Data entries
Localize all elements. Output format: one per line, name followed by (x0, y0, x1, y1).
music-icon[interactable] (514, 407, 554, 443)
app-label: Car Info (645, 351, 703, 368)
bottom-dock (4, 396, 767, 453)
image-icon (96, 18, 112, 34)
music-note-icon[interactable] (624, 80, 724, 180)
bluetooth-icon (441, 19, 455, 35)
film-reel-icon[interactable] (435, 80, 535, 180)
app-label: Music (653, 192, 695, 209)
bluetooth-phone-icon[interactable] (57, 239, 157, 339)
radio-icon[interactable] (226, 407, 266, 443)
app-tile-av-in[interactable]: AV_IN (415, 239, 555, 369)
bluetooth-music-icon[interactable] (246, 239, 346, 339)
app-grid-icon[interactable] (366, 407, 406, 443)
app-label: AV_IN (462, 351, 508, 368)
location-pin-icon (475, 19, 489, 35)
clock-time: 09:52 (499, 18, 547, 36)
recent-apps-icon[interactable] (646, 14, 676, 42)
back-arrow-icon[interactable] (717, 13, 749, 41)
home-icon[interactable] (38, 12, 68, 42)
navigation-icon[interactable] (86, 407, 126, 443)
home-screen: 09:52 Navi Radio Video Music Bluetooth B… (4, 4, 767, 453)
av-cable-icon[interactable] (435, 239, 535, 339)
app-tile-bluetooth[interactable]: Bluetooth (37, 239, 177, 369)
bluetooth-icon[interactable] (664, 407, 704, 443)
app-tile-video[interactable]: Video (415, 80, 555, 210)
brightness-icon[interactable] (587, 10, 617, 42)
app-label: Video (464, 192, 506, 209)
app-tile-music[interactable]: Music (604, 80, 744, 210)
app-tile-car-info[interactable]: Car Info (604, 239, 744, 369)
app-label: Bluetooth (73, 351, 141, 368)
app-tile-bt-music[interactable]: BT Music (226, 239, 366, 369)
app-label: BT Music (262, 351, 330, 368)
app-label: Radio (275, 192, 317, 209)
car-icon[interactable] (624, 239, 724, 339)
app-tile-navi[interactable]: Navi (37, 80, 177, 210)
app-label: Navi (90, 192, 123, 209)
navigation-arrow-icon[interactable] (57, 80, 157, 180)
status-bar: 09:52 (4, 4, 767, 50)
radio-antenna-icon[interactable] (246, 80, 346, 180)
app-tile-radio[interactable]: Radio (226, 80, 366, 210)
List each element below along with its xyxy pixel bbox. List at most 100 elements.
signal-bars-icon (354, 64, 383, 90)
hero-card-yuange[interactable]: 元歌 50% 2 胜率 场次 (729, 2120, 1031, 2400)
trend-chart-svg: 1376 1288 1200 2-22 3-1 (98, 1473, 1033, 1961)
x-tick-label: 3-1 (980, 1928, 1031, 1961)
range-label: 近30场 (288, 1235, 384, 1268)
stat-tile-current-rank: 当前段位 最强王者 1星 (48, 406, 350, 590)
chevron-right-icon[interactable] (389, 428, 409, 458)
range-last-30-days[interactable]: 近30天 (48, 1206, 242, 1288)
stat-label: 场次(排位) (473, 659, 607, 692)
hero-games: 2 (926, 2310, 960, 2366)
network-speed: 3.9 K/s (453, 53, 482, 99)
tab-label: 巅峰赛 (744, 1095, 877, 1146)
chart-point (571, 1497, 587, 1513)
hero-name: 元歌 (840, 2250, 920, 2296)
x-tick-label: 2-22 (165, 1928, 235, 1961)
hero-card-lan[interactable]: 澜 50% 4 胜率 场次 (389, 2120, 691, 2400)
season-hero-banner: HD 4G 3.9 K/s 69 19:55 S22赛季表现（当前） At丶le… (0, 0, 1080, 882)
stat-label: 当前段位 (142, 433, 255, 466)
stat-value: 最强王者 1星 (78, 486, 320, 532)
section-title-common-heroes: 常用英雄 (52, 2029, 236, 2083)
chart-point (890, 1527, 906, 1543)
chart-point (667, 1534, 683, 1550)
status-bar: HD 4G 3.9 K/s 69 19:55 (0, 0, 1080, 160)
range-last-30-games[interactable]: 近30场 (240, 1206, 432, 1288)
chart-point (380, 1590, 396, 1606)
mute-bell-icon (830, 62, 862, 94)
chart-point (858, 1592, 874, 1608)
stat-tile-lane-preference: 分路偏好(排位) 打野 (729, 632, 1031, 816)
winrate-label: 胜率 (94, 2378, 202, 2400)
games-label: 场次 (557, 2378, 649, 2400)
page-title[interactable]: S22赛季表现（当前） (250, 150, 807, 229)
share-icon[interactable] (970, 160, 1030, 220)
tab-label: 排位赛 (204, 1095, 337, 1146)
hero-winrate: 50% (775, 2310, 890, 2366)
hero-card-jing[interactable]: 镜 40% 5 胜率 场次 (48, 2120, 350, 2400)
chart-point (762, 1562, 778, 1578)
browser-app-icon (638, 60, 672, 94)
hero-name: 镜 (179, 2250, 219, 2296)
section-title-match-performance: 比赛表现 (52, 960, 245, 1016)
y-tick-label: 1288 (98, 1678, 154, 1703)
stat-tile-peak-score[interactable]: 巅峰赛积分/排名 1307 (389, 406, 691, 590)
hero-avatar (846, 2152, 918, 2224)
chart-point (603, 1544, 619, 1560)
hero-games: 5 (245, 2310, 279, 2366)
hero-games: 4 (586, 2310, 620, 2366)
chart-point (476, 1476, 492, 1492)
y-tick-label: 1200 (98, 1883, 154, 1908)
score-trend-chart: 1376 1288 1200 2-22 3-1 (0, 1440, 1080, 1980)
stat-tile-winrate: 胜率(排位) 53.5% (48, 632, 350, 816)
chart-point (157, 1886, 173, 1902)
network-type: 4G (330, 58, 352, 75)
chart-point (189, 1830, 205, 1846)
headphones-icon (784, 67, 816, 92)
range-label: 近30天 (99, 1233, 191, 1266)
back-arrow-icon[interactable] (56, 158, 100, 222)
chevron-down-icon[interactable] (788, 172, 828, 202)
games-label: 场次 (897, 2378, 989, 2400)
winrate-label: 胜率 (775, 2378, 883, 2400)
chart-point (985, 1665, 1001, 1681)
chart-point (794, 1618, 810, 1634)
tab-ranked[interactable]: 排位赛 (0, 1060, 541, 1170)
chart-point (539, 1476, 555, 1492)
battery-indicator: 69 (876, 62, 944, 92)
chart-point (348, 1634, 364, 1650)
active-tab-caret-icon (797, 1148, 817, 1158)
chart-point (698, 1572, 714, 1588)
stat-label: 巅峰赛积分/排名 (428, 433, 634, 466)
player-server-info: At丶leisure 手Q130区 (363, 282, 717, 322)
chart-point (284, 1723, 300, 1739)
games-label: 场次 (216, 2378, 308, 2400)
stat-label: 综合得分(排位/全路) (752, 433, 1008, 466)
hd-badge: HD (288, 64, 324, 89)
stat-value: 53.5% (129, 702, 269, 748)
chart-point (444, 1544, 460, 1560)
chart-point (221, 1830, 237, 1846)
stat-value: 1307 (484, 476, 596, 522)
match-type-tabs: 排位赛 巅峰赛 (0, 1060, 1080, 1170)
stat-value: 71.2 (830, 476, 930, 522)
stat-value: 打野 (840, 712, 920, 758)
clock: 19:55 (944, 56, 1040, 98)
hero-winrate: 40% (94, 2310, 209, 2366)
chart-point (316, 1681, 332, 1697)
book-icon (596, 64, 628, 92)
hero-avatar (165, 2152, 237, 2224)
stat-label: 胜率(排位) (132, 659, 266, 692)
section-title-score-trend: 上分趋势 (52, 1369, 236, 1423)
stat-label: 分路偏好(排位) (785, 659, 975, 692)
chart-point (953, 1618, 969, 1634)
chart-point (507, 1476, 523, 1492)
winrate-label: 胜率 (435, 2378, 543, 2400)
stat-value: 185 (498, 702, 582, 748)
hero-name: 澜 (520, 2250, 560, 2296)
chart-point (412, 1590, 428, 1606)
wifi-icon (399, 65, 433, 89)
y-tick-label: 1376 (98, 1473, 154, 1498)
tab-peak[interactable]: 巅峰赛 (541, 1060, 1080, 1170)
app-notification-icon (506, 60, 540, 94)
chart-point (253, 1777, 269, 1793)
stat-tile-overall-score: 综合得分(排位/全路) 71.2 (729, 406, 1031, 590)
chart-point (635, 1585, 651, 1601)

Given problem
Repeat the entries from the start through the line containing "navigation-icon[interactable] (86, 407, 126, 443)", both ends included.

Expected answer
Localize all elements. Output format: one per line, name followed by (x0, y0, x1, y1).
music-icon[interactable] (514, 407, 554, 443)
app-label: Car Info (645, 351, 703, 368)
bottom-dock (4, 396, 767, 453)
image-icon (96, 18, 112, 34)
music-note-icon[interactable] (624, 80, 724, 180)
bluetooth-icon (441, 19, 455, 35)
film-reel-icon[interactable] (435, 80, 535, 180)
app-label: Music (653, 192, 695, 209)
bluetooth-phone-icon[interactable] (57, 239, 157, 339)
radio-icon[interactable] (226, 407, 266, 443)
app-tile-av-in[interactable]: AV_IN (415, 239, 555, 369)
bluetooth-music-icon[interactable] (246, 239, 346, 339)
app-grid-icon[interactable] (366, 407, 406, 443)
app-label: AV_IN (462, 351, 508, 368)
location-pin-icon (475, 19, 489, 35)
clock-time: 09:52 (499, 18, 547, 36)
recent-apps-icon[interactable] (646, 14, 676, 42)
back-arrow-icon[interactable] (717, 13, 749, 41)
home-icon[interactable] (38, 12, 68, 42)
navigation-icon[interactable] (86, 407, 126, 443)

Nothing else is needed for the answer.